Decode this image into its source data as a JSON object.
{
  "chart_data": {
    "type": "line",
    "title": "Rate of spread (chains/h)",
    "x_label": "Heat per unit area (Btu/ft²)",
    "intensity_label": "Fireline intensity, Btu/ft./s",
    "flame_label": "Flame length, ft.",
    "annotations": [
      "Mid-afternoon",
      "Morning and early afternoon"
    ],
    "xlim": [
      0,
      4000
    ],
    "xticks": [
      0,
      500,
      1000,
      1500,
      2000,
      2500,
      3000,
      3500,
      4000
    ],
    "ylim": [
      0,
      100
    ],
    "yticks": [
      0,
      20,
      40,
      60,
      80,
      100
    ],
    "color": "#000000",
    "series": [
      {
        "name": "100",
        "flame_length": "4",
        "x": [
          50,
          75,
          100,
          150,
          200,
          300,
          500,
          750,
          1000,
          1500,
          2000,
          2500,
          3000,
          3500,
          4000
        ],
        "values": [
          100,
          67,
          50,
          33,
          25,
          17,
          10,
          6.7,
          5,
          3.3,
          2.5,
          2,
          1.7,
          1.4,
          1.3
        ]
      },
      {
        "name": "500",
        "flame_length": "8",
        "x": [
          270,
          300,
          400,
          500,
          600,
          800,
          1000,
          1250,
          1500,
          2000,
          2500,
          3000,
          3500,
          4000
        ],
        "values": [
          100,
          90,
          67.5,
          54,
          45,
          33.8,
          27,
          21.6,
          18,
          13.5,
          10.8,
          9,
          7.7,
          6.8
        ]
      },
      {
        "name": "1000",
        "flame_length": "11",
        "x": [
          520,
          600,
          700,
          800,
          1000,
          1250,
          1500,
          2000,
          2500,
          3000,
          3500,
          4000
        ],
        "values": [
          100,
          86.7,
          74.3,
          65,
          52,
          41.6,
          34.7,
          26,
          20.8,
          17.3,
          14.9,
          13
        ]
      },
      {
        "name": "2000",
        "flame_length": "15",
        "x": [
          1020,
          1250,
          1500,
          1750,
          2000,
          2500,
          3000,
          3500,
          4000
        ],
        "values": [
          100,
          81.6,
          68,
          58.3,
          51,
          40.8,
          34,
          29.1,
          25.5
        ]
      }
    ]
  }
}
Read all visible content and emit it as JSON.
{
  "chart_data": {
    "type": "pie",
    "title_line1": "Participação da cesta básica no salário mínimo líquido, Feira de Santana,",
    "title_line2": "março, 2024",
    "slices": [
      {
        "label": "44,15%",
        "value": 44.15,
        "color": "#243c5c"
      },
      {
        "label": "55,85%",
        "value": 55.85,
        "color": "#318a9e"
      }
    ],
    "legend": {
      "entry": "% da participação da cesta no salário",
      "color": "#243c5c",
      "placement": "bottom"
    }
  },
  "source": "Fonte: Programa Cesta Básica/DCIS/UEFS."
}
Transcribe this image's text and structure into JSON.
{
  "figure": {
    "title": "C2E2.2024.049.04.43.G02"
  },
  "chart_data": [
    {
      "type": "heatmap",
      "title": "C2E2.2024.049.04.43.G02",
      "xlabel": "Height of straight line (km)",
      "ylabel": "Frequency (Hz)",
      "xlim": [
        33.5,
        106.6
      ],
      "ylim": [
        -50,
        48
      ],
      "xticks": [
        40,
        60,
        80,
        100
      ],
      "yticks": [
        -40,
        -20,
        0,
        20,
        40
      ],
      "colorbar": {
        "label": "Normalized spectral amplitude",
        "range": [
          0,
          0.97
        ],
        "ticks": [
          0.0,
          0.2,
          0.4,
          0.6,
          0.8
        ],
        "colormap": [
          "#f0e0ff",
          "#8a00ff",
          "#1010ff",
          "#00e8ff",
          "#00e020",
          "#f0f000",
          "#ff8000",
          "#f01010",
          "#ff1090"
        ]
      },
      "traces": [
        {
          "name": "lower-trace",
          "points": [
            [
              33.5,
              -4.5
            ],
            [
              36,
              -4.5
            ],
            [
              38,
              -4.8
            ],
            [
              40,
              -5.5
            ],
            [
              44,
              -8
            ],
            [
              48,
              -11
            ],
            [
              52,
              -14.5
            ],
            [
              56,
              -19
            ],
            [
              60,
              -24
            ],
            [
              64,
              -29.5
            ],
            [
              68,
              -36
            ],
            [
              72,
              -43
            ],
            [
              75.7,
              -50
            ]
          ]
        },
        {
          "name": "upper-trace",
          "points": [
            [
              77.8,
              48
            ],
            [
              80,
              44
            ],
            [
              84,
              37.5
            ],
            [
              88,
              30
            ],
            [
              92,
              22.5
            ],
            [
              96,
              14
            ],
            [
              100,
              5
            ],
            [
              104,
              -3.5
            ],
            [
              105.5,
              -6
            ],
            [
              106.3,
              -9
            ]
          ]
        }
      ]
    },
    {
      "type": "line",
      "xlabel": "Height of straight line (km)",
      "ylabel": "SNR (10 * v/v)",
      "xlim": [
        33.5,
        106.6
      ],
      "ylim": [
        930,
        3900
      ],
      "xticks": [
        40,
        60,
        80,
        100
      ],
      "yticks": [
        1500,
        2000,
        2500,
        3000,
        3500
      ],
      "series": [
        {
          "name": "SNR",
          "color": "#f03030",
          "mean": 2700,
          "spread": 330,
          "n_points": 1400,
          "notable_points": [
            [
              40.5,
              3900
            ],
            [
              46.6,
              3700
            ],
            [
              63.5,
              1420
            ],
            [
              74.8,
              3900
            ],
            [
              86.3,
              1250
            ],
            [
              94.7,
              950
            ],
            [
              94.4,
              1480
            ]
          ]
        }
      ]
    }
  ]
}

::::::::

Collect the lines that hold "this".

▶ The completed task
Decode this image into its source data as a JSON object.
Transcribe this image's text and structure into JSON.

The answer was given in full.